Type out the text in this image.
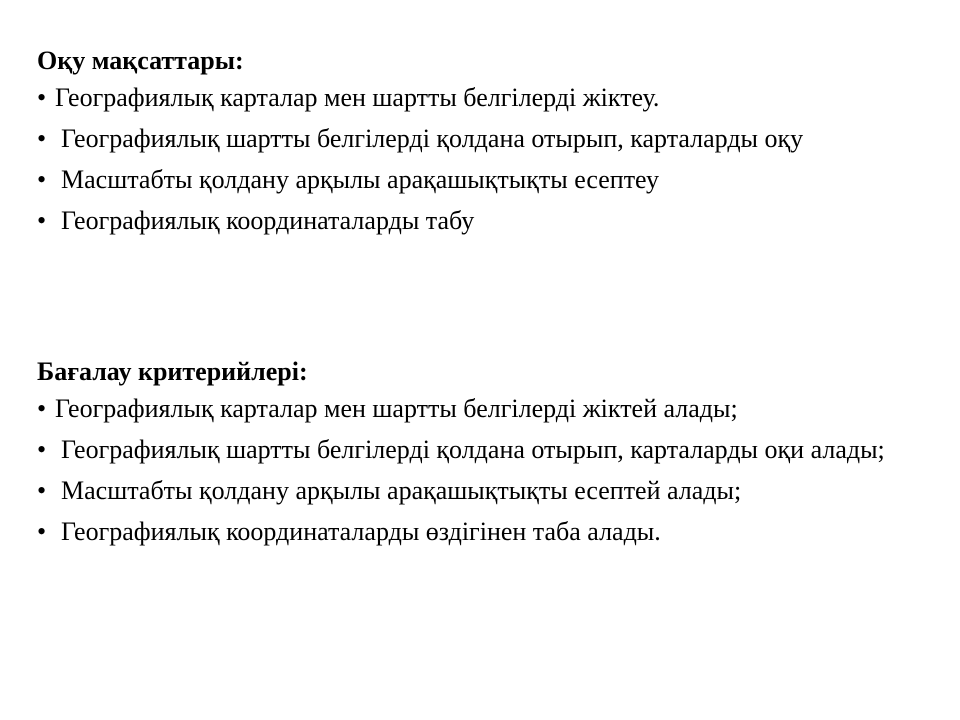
Оқу мақсаттары:
• Географиялық карталар мен шартты белгілерді жіктеу.
• Географиялық шартты белгілерді қолдана отырып, карталарды оқу
• Масштабты қолдану арқылы арақашықтықты есептеу
• Географиялық координаталарды табу
Бағалау критерийлері:
• Географиялық карталар мен шартты белгілерді жіктей алады;
• Географиялық шартты белгілерді қолдана отырып, карталарды оқи алады;
• Масштабты қолдану арқылы арақашықтықты есептей алады;
• Географиялық координаталарды өздігінен таба алады.
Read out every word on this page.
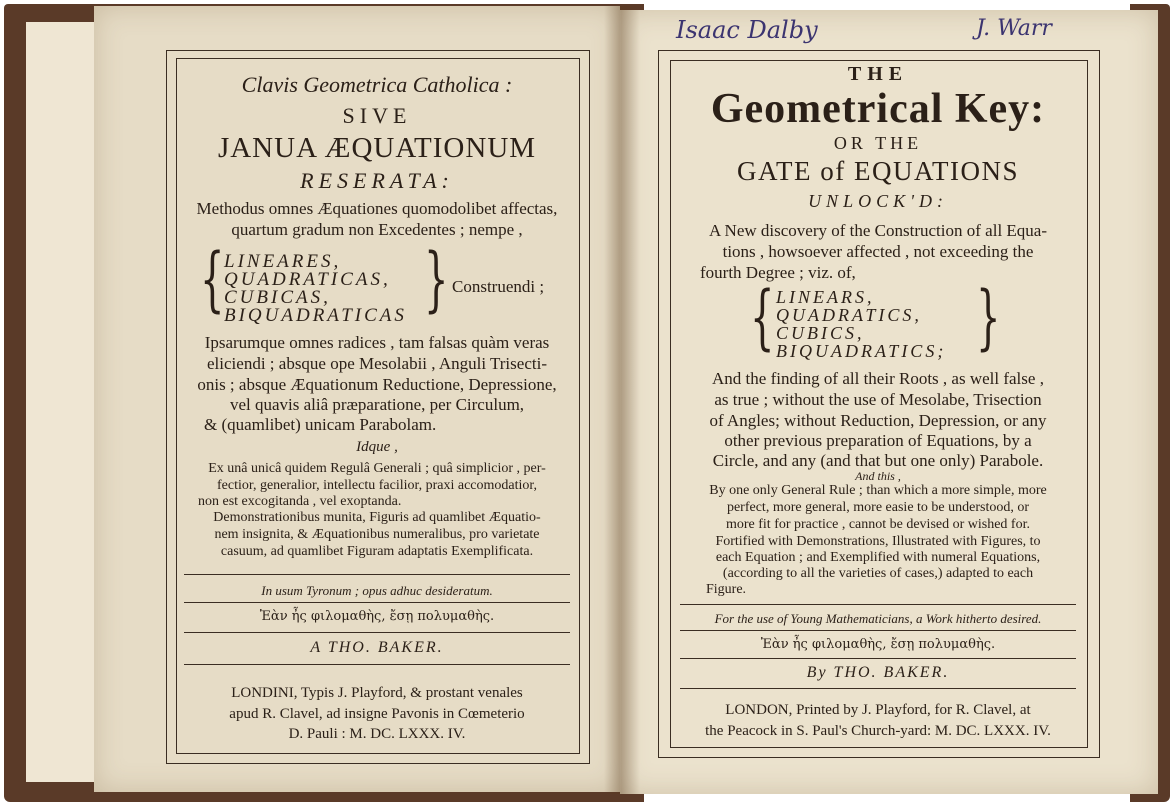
Clavis Geometrica Catholica :
SIVE
JANUA ÆQUATIONUM
RESERATA:
Methodus omnes Æquationes quomodolibet affectas,
quartum gradum non Excedentes ; nempe ,
{ LINEARES,
QUADRATICAS,
CUBICAS,
BIQUADRATICAS } Construendi ;
Ipsarumque omnes radices , tam falsas quàm veras
eliciendi ; absque ope Mesolabii , Anguli Trisecti-
onis ; absque Æquationum Reductione, Depressione,
vel quavis aliâ præparatione, per Circulum,
& (quamlibet) unicam Parabolam.
Idque ,
Ex unâ unicâ quidem Regulâ Generali ; quâ simplicior , per-
fectior, generalior, intellectu facilior, praxi accomodatior,
non est excogitanda , vel exoptanda.
Demonstrationibus munita, Figuris ad quamlibet Æquatio-
nem insignita, & Æquationibus numeralibus, pro varietate
casuum, ad quamlibet Figuram adaptatis Exemplificata.
In usum Tyronum ; opus adhuc desideratum.
Ἐὰν ἦς φιλομαθὴς, ἔσῃ πολυμαθὴς.
A THO. BAKER.
LONDINI, Typis J. Playford, & prostant venales
apud R. Clavel, ad insigne Pavonis in Cœmeterio
D. Pauli : M. DC. LXXX. IV.
Isaac Dalby	J. Warr
THE
Geometrical Key:
OR THE
GATE of EQUATIONS
UNLOCK'D:
A New discovery of the Construction of all Equa-
tions , howsoever affected , not exceeding the
fourth Degree ; viz. of,
{ LINEARS,
QUADRATICS,
CUBICS,
BIQUADRATICS; }
And the finding of all their Roots , as well false ,
as true ; without the use of Mesolabe, Trisection
of Angles; without Reduction, Depression, or any
other previous preparation of Equations, by a
Circle, and any (and that but one only) Parabole.
And this ,
By one only General Rule ; than which a more simple, more
perfect, more general, more easie to be understood, or
more fit for practice , cannot be devised or wished for.
Fortified with Demonstrations, Illustrated with Figures, to
each Equation ; and Exemplified with numeral Equations,
(according to all the varieties of cases,) adapted to each
Figure.
For the use of Young Mathematicians, a Work hitherto desired.
Ἐὰν ἦς φιλομαθὴς, ἔσῃ πολυμαθὴς.
By THO. BAKER.
LONDON, Printed by J. Playford, for R. Clavel, at
the Peacock in S. Paul's Church-yard: M. DC. LXXX. IV.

**EXERCISE TASK:**
Of the lines in the records, how many contain the word "координаталарды"? Answer with the number and nothing else.

**SOLVED PROBLEM:**
2